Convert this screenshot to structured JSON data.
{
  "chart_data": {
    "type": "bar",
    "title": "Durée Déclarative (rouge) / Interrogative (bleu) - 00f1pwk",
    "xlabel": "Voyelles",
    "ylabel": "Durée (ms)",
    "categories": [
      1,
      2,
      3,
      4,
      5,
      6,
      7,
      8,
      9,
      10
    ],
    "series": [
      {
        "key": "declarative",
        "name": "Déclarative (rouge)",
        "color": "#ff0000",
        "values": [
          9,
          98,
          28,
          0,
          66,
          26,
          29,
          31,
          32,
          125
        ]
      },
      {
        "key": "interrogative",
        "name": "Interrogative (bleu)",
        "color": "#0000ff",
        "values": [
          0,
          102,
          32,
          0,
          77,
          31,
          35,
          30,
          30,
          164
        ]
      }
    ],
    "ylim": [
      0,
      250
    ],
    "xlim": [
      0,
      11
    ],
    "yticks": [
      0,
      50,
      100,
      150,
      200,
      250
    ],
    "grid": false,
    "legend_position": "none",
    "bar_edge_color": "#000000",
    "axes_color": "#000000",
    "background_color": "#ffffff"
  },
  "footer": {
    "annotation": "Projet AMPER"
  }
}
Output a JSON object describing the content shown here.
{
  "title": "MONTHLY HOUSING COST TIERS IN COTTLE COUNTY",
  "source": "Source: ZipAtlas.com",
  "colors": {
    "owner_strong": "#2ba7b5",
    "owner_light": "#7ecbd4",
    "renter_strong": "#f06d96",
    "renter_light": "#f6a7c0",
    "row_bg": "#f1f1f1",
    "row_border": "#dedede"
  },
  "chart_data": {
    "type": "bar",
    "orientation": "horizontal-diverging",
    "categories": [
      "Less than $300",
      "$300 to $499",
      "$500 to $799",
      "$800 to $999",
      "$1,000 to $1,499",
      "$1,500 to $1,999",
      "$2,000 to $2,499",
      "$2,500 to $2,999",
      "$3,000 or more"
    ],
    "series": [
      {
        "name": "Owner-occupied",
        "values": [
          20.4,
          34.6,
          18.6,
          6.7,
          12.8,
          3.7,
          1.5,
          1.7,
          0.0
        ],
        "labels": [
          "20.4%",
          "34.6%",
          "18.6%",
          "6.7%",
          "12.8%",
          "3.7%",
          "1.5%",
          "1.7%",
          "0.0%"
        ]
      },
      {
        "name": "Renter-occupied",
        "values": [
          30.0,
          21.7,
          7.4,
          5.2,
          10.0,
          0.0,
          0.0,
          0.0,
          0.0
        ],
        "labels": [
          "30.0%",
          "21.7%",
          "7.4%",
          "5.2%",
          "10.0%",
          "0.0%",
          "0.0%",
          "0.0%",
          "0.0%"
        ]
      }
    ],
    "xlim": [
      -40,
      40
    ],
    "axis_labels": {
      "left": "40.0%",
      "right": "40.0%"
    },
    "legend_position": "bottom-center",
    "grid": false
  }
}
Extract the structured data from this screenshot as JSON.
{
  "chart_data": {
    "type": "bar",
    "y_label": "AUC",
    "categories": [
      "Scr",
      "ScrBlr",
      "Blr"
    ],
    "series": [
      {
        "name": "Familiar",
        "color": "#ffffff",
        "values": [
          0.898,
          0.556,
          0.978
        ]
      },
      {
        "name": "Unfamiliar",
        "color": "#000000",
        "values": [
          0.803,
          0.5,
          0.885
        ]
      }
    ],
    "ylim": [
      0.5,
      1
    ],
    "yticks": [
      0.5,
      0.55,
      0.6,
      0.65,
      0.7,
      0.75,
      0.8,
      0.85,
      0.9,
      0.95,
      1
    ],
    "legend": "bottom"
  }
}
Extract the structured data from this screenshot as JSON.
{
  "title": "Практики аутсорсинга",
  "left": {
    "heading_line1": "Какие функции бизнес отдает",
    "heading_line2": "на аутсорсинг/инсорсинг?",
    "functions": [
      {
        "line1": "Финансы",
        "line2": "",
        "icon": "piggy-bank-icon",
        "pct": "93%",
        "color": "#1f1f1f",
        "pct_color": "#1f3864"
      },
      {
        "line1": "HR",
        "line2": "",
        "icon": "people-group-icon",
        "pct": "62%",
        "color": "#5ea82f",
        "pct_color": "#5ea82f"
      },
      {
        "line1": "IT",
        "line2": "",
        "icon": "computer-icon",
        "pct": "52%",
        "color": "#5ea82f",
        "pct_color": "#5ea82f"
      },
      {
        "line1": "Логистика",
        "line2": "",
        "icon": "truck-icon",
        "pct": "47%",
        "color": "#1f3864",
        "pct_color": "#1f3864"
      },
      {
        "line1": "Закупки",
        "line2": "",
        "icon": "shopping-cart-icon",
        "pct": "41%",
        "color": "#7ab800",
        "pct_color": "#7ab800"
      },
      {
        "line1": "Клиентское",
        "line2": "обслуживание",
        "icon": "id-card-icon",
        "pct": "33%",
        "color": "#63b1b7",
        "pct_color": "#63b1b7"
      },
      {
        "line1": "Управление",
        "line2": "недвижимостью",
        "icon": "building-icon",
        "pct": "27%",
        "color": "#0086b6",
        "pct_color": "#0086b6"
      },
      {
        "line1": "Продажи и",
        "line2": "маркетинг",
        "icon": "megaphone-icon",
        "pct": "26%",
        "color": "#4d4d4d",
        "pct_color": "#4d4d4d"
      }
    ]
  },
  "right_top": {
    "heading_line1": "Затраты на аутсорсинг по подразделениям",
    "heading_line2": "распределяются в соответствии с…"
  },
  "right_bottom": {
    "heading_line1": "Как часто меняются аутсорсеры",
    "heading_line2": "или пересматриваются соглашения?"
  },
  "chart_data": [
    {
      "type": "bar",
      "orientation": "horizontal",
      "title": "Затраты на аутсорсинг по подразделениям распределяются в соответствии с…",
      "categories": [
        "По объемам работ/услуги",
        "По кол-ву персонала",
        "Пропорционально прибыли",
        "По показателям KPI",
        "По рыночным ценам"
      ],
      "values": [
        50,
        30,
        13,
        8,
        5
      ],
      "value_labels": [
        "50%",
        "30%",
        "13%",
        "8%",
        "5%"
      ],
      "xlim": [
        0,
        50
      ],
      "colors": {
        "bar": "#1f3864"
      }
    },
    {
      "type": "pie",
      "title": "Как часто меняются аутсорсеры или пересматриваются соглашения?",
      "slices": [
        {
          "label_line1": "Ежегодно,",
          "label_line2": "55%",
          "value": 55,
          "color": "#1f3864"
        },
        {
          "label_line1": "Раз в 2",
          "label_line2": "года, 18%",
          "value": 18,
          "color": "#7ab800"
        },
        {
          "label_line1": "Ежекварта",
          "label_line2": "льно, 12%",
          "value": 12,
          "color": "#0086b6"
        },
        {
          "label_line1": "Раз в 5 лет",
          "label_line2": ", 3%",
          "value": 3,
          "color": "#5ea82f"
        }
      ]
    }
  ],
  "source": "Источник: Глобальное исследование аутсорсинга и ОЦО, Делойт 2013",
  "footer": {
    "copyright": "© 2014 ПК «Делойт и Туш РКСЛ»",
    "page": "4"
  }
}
━━━━━━━━━━
## Exercise description
In the listing, find all lines with the string "меняются" and copy them.

## Result for this exercise
    "heading_line1": "Как часто меняются аутсорсеры",
      "title": "Как часто меняются аутсорсеры или пересматриваются соглашения?",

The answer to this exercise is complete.